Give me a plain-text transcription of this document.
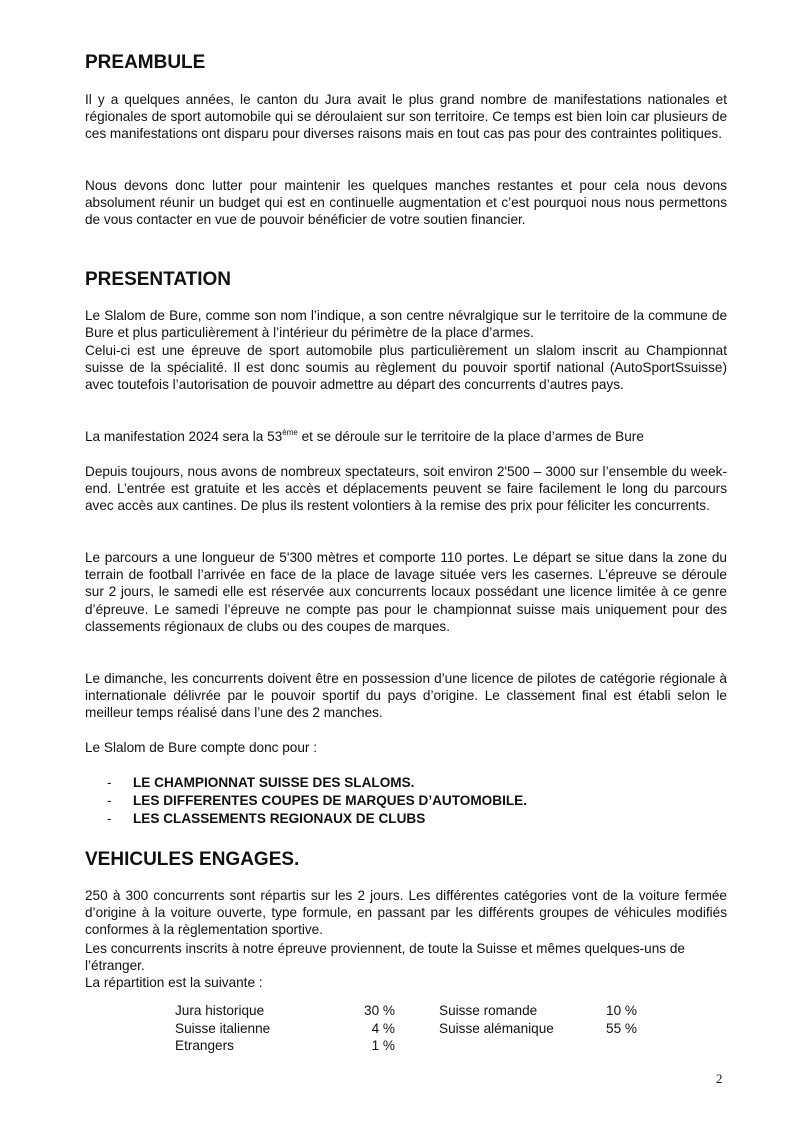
PREAMBULE

Il y a quelques années, le canton du Jura avait le plus grand nombre de manifestations nationales et régionales de sport automobile qui se déroulaient sur son territoire. Ce temps est bien loin car plusieurs de ces manifestations ont disparu pour diverses raisons mais en tout cas pas pour des contraintes politiques.

Nous devons donc lutter pour maintenir les quelques manches restantes et pour cela nous devons absolument réunir un budget qui est en continuelle augmentation et c’est pourquoi nous nous permettons de vous contacter en vue de pouvoir bénéficier de votre soutien financier.

PRESENTATION

Le Slalom de Bure, comme son nom l’indique, a son centre névralgique sur le territoire de la commune de Bure et plus particulièrement à l’intérieur du périmètre de la place d’armes.

Celui-ci est une épreuve de sport automobile plus particulièrement un slalom inscrit au Championnat suisse de la spécialité. Il est donc soumis au règlement du pouvoir sportif national (AutoSportSsuisse) avec toutefois l’autorisation de pouvoir admettre au départ des concurrents d’autres pays.

La manifestation 2024 sera la 53ème et se déroule sur le territoire de la place d’armes de Bure

Depuis toujours, nous avons de nombreux spectateurs, soit environ 2'500 – 3000 sur l’ensemble du week-end. L’entrée est gratuite et les accès et déplacements peuvent se faire facilement le long du parcours avec accès aux cantines. De plus ils restent volontiers à la remise des prix pour féliciter les concurrents.

Le parcours a une longueur de 5'300 mètres et comporte 110 portes. Le départ se situe dans la zone du terrain de football l’arrivée en face de la place de lavage située vers les casernes. L’épreuve se déroule sur 2 jours, le samedi elle est réservée aux concurrents locaux possédant une licence limitée à ce genre d’épreuve. Le samedi l’épreuve ne compte pas pour le championnat suisse mais uniquement pour des classements régionaux de clubs ou des coupes de marques.

Le dimanche, les concurrents doivent être en possession d’une licence de pilotes de catégorie régionale à internationale délivrée par le pouvoir sportif du pays d’origine. Le classement final est établi selon le meilleur temps réalisé dans l’une des 2 manches.

Le Slalom de Bure compte donc pour :

- LE CHAMPIONNAT SUISSE DES SLALOMS.
- LES DIFFERENTES COUPES DE MARQUES D’AUTOMOBILE.
- LES CLASSEMENTS REGIONAUX DE CLUBS
VEHICULES ENGAGES.

250 à 300 concurrents sont répartis sur les 2 jours. Les différentes catégories vont de la voiture fermée d’origine à la voiture ouverte, type formule, en passant par les différents groupes de véhicules modifiés conformes à la règlementation sportive.

Les concurrents inscrits à notre épreuve proviennent, de toute la Suisse et mêmes quelques-uns de l’étranger.

La répartition est la suivante :

Jura historique	30 %		Suisse romande	10 %
Suisse italienne	4 %		Suisse alémanique	55 %
Etrangers	1 %			
2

> [What you have to do] Output the entries above exactly, without their pictures.

> [Reply]
Give me a plain-text transcription of this document.
PREAMBULE

Il y a quelques années, le canton du Jura avait le plus grand nombre de manifestations nationales et régionales de sport automobile qui se déroulaient sur son territoire. Ce temps est bien loin car plusieurs de ces manifestations ont disparu pour diverses raisons mais en tout cas pas pour des contraintes politiques.

Nous devons donc lutter pour maintenir les quelques manches restantes et pour cela nous devons absolument réunir un budget qui est en continuelle augmentation et c’est pourquoi nous nous permettons de vous contacter en vue de pouvoir bénéficier de votre soutien financier.

PRESENTATION

Le Slalom de Bure, comme son nom l’indique, a son centre névralgique sur le territoire de la commune de Bure et plus particulièrement à l’intérieur du périmètre de la place d’armes.

Celui-ci est une épreuve de sport automobile plus particulièrement un slalom inscrit au Championnat suisse de la spécialité. Il est donc soumis au règlement du pouvoir sportif national (AutoSportSsuisse) avec toutefois l’autorisation de pouvoir admettre au départ des concurrents d’autres pays.

La manifestation 2024 sera la 53ème et se déroule sur le territoire de la place d’armes de Bure

Depuis toujours, nous avons de nombreux spectateurs, soit environ 2'500 – 3000 sur l’ensemble du week-end. L’entrée est gratuite et les accès et déplacements peuvent se faire facilement le long du parcours avec accès aux cantines. De plus ils restent volontiers à la remise des prix pour féliciter les concurrents.

Le parcours a une longueur de 5'300 mètres et comporte 110 portes. Le départ se situe dans la zone du terrain de football l’arrivée en face de la place de lavage située vers les casernes. L’épreuve se déroule sur 2 jours, le samedi elle est réservée aux concurrents locaux possédant une licence limitée à ce genre d’épreuve. Le samedi l’épreuve ne compte pas pour le championnat suisse mais uniquement pour des classements régionaux de clubs ou des coupes de marques.

Le dimanche, les concurrents doivent être en possession d’une licence de pilotes de catégorie régionale à internationale délivrée par le pouvoir sportif du pays d’origine. Le classement final est établi selon le meilleur temps réalisé dans l’une des 2 manches.

Le Slalom de Bure compte donc pour :

- LE CHAMPIONNAT SUISSE DES SLALOMS.
- LES DIFFERENTES COUPES DE MARQUES D’AUTOMOBILE.
- LES CLASSEMENTS REGIONAUX DE CLUBS
VEHICULES ENGAGES.

250 à 300 concurrents sont répartis sur les 2 jours. Les différentes catégories vont de la voiture fermée d’origine à la voiture ouverte, type formule, en passant par les différents groupes de véhicules modifiés conformes à la règlementation sportive.

Les concurrents inscrits à notre épreuve proviennent, de toute la Suisse et mêmes quelques-uns de l’étranger.

La répartition est la suivante :

Jura historique	30 %		Suisse romande	10 %
Suisse italienne	4 %		Suisse alémanique	55 %
Etrangers	1 %			
2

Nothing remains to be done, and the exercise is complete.